### EXERCISE BRIEF
Reproduce all entries precisely as they are written.

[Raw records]
= = = = = = =
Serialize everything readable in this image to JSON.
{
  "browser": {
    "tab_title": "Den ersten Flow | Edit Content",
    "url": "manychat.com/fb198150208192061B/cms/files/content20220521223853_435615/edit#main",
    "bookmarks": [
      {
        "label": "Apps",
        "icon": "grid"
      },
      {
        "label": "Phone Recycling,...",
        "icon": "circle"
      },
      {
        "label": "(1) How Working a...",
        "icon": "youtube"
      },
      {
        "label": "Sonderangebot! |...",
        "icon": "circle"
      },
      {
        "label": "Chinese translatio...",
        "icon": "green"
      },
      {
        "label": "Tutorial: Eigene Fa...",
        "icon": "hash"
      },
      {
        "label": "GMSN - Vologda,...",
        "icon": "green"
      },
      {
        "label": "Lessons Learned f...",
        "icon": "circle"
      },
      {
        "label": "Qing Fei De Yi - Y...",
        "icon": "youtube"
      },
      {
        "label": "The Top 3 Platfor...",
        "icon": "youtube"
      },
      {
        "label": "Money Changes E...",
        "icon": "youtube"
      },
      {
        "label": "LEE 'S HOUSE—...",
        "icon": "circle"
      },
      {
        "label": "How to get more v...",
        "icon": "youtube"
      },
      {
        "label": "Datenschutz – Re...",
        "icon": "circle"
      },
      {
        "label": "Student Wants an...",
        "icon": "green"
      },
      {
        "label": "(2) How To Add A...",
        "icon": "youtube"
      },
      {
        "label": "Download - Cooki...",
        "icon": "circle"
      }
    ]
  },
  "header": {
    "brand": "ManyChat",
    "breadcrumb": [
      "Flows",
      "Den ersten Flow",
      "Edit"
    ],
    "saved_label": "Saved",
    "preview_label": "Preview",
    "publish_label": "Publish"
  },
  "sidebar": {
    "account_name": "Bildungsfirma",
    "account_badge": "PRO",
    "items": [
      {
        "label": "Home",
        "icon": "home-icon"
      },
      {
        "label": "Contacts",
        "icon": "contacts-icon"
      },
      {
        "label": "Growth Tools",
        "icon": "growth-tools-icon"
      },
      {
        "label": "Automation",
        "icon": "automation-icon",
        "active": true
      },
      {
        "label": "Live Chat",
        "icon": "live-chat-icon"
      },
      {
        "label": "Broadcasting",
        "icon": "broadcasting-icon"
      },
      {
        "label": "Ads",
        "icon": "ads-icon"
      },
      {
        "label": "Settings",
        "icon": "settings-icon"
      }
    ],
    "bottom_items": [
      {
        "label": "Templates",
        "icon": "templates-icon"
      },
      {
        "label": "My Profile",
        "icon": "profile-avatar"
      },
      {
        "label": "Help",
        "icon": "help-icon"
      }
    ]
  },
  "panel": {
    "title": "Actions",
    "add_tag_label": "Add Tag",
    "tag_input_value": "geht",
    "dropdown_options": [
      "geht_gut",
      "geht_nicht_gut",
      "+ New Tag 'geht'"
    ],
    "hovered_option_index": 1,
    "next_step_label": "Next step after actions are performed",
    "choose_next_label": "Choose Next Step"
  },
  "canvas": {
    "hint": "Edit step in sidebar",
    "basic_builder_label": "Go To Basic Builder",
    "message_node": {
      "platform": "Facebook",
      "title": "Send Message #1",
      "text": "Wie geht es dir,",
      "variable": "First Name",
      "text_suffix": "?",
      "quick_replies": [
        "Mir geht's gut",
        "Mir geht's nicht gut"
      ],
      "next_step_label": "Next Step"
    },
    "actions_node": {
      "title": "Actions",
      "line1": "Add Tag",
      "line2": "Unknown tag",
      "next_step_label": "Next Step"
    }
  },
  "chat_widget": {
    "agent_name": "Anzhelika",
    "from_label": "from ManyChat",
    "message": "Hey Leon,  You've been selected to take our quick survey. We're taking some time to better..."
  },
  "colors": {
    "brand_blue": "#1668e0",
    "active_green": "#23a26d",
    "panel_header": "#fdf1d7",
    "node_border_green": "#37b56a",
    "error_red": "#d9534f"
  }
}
= = = = = = =
### OUTPUT BELOW
Serialize everything readable in this image to JSON.
{
  "browser": {
    "tab_title": "Den ersten Flow | Edit Content",
    "url": "manychat.com/fb198150208192061B/cms/files/content20220521223853_435615/edit#main",
    "bookmarks": [
      {
        "label": "Apps",
        "icon": "grid"
      },
      {
        "label": "Phone Recycling,...",
        "icon": "circle"
      },
      {
        "label": "(1) How Working a...",
        "icon": "youtube"
      },
      {
        "label": "Sonderangebot! |...",
        "icon": "circle"
      },
      {
        "label": "Chinese translatio...",
        "icon": "green"
      },
      {
        "label": "Tutorial: Eigene Fa...",
        "icon": "hash"
      },
      {
        "label": "GMSN - Vologda,...",
        "icon": "green"
      },
      {
        "label": "Lessons Learned f...",
        "icon": "circle"
      },
      {
        "label": "Qing Fei De Yi - Y...",
        "icon": "youtube"
      },
      {
        "label": "The Top 3 Platfor...",
        "icon": "youtube"
      },
      {
        "label": "Money Changes E...",
        "icon": "youtube"
      },
      {
        "label": "LEE 'S HOUSE—...",
        "icon": "circle"
      },
      {
        "label": "How to get more v...",
        "icon": "youtube"
      },
      {
        "label": "Datenschutz – Re...",
        "icon": "circle"
      },
      {
        "label": "Student Wants an...",
        "icon": "green"
      },
      {
        "label": "(2) How To Add A...",
        "icon": "youtube"
      },
      {
        "label": "Download - Cooki...",
        "icon": "circle"
      }
    ]
  },
  "header": {
    "brand": "ManyChat",
    "breadcrumb": [
      "Flows",
      "Den ersten Flow",
      "Edit"
    ],
    "saved_label": "Saved",
    "preview_label": "Preview",
    "publish_label": "Publish"
  },
  "sidebar": {
    "account_name": "Bildungsfirma",
    "account_badge": "PRO",
    "items": [
      {
        "label": "Home",
        "icon": "home-icon"
      },
      {
        "label": "Contacts",
        "icon": "contacts-icon"
      },
      {
        "label": "Growth Tools",
        "icon": "growth-tools-icon"
      },
      {
        "label": "Automation",
        "icon": "automation-icon",
        "active": true
      },
      {
        "label": "Live Chat",
        "icon": "live-chat-icon"
      },
      {
        "label": "Broadcasting",
        "icon": "broadcasting-icon"
      },
      {
        "label": "Ads",
        "icon": "ads-icon"
      },
      {
        "label": "Settings",
        "icon": "settings-icon"
      }
    ],
    "bottom_items": [
      {
        "label": "Templates",
        "icon": "templates-icon"
      },
      {
        "label": "My Profile",
        "icon": "profile-avatar"
      },
      {
        "label": "Help",
        "icon": "help-icon"
      }
    ]
  },
  "panel": {
    "title": "Actions",
    "add_tag_label": "Add Tag",
    "tag_input_value": "geht",
    "dropdown_options": [
      "geht_gut",
      "geht_nicht_gut",
      "+ New Tag 'geht'"
    ],
    "hovered_option_index": 1,
    "next_step_label": "Next step after actions are performed",
    "choose_next_label": "Choose Next Step"
  },
  "canvas": {
    "hint": "Edit step in sidebar",
    "basic_builder_label": "Go To Basic Builder",
    "message_node": {
      "platform": "Facebook",
      "title": "Send Message #1",
      "text": "Wie geht es dir,",
      "variable": "First Name",
      "text_suffix": "?",
      "quick_replies": [
        "Mir geht's gut",
        "Mir geht's nicht gut"
      ],
      "next_step_label": "Next Step"
    },
    "actions_node": {
      "title": "Actions",
      "line1": "Add Tag",
      "line2": "Unknown tag",
      "next_step_label": "Next Step"
    }
  },
  "chat_widget": {
    "agent_name": "Anzhelika",
    "from_label": "from ManyChat",
    "message": "Hey Leon,  You've been selected to take our quick survey. We're taking some time to better..."
  },
  "colors": {
    "brand_blue": "#1668e0",
    "active_green": "#23a26d",
    "panel_header": "#fdf1d7",
    "node_border_green": "#37b56a",
    "error_red": "#d9534f"
  }
}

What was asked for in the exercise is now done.